━━━━━ INPUT FOR THIS TASK

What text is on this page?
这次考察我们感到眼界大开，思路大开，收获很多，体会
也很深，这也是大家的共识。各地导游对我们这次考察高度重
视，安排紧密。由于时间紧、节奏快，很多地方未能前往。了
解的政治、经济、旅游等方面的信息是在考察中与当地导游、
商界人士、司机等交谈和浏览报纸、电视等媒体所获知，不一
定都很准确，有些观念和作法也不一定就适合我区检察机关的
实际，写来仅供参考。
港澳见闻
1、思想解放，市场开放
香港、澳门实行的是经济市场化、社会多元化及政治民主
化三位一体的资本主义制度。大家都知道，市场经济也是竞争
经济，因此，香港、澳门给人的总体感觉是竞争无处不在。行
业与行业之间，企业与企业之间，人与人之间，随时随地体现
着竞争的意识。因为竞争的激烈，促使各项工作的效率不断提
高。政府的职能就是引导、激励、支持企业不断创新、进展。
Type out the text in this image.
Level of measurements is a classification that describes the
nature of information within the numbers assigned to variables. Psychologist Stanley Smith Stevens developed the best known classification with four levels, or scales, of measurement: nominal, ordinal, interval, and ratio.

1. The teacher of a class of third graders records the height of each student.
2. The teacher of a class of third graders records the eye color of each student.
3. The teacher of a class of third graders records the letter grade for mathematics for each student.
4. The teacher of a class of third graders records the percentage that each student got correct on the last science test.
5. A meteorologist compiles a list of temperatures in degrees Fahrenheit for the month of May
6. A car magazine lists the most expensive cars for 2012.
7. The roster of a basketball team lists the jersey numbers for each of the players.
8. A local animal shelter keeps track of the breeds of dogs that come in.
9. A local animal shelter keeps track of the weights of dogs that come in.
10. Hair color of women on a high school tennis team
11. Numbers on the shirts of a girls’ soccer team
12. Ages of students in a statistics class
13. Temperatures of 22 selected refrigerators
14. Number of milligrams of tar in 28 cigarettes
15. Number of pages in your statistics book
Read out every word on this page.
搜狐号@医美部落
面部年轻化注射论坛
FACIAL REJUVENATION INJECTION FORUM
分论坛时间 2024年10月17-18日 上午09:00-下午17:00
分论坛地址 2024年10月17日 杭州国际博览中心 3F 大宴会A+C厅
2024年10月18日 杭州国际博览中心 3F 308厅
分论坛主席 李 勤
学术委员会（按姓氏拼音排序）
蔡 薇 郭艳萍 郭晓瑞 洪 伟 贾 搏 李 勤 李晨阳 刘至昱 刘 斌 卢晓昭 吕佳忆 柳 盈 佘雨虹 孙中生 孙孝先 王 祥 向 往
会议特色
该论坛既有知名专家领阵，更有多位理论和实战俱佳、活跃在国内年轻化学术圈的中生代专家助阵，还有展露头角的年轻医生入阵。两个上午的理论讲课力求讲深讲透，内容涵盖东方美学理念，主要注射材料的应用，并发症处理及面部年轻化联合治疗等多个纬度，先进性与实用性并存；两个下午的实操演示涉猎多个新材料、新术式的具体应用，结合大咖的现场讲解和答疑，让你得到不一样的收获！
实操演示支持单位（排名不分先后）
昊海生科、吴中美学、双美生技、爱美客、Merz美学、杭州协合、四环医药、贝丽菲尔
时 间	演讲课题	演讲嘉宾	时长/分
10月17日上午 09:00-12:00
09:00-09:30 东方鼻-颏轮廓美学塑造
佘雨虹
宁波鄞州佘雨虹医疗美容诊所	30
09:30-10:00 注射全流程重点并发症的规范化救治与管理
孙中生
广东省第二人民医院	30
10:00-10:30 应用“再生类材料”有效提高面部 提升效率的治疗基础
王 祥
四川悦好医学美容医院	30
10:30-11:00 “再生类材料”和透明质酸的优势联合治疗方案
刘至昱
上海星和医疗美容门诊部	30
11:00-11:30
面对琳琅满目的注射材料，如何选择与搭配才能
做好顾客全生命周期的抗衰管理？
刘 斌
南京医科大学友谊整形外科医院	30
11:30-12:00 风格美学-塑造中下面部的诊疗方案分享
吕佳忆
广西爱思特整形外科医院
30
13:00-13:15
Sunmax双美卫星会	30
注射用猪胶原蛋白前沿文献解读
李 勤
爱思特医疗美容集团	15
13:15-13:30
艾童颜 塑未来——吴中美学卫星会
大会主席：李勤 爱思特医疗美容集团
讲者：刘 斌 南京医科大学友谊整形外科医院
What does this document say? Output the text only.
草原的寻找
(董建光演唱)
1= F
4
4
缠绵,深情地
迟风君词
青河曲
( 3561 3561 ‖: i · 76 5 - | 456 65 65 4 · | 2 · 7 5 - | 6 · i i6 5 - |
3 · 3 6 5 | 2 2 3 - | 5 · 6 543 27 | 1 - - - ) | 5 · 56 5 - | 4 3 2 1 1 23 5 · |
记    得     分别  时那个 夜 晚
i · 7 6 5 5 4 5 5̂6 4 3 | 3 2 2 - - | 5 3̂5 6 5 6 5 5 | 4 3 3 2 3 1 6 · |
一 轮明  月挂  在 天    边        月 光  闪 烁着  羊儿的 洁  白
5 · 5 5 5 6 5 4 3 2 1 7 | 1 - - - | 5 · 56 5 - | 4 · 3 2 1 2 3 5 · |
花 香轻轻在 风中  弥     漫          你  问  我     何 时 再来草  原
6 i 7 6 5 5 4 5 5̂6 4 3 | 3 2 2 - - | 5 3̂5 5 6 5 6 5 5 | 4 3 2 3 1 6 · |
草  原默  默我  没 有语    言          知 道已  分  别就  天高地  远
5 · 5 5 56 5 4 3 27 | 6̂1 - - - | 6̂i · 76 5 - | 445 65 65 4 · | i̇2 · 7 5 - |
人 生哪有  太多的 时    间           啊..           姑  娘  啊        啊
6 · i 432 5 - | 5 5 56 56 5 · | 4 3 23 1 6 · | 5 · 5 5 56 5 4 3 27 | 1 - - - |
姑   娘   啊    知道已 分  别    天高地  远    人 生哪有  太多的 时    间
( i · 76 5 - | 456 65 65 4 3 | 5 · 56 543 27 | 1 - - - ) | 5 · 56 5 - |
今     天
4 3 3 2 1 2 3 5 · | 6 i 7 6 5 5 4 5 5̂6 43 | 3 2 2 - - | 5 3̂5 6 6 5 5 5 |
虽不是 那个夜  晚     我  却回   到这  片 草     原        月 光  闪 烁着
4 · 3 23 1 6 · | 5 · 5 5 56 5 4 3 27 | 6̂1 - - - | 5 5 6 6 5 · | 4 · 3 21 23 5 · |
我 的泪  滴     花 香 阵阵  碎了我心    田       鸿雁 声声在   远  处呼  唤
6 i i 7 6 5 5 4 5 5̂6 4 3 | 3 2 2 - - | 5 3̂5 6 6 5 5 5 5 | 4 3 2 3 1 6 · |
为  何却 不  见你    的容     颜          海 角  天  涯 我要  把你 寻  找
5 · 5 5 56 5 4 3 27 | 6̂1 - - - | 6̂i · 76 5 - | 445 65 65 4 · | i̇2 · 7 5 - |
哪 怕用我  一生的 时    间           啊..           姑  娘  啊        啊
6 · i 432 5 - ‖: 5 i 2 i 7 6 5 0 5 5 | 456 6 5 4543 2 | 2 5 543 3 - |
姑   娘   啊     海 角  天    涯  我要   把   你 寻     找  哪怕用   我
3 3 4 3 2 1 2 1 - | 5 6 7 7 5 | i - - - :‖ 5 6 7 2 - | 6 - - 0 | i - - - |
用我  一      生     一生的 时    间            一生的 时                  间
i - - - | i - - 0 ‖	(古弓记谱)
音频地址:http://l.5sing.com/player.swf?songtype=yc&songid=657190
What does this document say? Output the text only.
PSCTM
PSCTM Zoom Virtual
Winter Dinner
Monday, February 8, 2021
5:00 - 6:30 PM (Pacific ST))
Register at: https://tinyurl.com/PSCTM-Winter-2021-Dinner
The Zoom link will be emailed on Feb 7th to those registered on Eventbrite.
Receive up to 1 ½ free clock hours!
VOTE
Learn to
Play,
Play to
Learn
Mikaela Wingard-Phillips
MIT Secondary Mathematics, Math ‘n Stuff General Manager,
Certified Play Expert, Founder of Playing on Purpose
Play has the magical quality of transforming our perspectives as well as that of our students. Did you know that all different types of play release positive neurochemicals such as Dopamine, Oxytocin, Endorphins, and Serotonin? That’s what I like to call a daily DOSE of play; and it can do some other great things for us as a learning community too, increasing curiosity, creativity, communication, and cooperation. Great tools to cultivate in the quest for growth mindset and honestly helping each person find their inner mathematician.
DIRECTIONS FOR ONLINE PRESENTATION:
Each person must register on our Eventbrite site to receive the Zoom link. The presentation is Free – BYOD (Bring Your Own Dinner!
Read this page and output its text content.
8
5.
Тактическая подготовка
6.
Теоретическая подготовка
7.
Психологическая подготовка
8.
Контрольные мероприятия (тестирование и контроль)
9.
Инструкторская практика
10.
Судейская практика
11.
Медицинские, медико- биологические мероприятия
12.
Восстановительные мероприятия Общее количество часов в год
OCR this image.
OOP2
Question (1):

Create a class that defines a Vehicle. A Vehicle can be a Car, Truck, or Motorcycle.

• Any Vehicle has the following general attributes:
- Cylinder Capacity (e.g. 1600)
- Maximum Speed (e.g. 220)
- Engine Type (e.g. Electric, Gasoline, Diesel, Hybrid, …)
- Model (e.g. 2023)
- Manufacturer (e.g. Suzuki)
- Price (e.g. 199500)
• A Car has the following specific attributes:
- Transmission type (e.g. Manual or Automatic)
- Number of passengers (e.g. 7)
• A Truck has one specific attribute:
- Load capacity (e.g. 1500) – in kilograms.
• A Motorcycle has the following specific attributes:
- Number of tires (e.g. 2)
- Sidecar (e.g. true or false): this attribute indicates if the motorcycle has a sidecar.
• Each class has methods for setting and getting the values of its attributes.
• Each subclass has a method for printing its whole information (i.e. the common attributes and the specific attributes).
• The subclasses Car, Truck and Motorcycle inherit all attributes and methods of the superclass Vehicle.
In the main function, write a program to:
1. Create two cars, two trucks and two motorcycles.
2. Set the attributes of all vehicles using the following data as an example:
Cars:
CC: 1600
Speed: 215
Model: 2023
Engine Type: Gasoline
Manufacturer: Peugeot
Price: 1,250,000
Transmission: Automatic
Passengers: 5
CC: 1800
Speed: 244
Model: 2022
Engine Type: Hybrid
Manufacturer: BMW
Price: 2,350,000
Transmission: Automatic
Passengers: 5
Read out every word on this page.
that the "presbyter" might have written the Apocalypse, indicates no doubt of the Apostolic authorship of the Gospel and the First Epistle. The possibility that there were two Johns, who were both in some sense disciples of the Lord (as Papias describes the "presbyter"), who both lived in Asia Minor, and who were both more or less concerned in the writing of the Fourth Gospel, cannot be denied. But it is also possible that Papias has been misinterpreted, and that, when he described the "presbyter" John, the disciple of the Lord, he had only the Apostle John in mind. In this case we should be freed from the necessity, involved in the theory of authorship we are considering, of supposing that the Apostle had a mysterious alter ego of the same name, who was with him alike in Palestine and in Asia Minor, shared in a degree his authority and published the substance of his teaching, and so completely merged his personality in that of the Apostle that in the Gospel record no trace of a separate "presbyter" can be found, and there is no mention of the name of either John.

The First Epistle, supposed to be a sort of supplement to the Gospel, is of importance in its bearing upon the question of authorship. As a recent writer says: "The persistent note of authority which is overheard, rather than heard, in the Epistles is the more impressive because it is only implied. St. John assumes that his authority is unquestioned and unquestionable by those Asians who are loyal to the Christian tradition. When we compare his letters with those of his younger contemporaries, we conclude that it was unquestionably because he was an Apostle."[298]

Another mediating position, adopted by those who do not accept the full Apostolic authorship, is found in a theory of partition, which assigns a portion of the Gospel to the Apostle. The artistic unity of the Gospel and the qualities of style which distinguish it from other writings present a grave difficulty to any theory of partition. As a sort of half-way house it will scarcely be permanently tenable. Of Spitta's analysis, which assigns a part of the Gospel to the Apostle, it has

━━━━━━━━━━

EXERCISE DESCRIPTION: For each line in the data above that contains the string "records", extract the line.

SOLUTION TO THIS EXERCISE:
1. The teacher of a class of third graders records the height of each student.
2. The teacher of a class of third graders records the eye color of each student.
3. The teacher of a class of third graders records the letter grade for mathematics for each student.
4. The teacher of a class of third graders records the percentage that each student got correct on the last science test.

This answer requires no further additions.